→ DATA RECORDS:
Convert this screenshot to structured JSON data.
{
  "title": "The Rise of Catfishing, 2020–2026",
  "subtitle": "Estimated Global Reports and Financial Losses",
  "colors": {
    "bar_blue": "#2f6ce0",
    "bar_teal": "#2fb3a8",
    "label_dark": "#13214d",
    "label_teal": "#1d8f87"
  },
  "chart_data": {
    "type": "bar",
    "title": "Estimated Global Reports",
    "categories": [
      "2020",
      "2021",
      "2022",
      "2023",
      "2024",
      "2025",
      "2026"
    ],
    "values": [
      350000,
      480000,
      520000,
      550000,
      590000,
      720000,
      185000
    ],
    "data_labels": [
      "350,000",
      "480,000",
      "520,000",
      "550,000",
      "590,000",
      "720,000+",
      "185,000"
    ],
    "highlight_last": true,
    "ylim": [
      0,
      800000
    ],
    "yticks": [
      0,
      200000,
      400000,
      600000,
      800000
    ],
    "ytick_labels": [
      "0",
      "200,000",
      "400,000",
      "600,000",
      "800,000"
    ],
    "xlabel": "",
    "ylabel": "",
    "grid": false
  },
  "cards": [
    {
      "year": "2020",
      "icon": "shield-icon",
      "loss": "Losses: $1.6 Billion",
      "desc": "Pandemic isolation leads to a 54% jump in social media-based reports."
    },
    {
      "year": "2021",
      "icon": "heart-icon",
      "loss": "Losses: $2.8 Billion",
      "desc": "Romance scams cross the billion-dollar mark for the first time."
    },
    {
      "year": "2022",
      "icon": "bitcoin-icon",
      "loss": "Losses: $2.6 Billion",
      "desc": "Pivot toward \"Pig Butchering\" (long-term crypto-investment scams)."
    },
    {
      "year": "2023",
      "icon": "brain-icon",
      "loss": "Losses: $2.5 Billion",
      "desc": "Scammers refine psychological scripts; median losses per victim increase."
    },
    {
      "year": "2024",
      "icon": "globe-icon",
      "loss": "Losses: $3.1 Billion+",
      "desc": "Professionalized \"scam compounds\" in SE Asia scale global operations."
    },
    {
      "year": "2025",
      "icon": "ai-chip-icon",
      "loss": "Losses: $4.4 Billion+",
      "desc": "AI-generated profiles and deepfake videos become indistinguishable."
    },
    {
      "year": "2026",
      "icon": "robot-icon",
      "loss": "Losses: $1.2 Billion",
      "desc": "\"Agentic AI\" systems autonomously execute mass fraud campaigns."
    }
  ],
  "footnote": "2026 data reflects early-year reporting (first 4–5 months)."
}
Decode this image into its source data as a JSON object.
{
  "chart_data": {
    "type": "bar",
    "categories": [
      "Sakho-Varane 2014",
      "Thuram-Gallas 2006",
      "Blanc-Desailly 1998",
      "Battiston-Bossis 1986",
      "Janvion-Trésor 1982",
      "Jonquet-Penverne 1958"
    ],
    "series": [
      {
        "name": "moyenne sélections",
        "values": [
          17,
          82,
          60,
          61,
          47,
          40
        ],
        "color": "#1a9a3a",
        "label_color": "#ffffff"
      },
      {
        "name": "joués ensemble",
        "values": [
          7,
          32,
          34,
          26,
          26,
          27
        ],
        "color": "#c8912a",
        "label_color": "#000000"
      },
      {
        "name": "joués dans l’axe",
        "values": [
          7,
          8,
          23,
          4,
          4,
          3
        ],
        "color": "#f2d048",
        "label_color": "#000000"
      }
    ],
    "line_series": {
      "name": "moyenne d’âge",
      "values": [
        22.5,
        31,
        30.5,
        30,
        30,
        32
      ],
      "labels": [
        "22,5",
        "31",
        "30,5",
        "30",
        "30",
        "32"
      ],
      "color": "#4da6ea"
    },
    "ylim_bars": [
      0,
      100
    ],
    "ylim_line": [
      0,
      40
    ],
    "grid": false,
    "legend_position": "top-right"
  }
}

→ GIVEN PROBLEM: Search the data above for the string "year" and copy each line that has it.

→ EXPECTED ANSWER:
      "year": "2020",
      "year": "2021",
      "year": "2022",
      "year": "2023",
      "year": "2024",
      "year": "2025",
      "year": "2026",
  "footnote": "2026 data reflects early-year reporting (first 4–5 months)."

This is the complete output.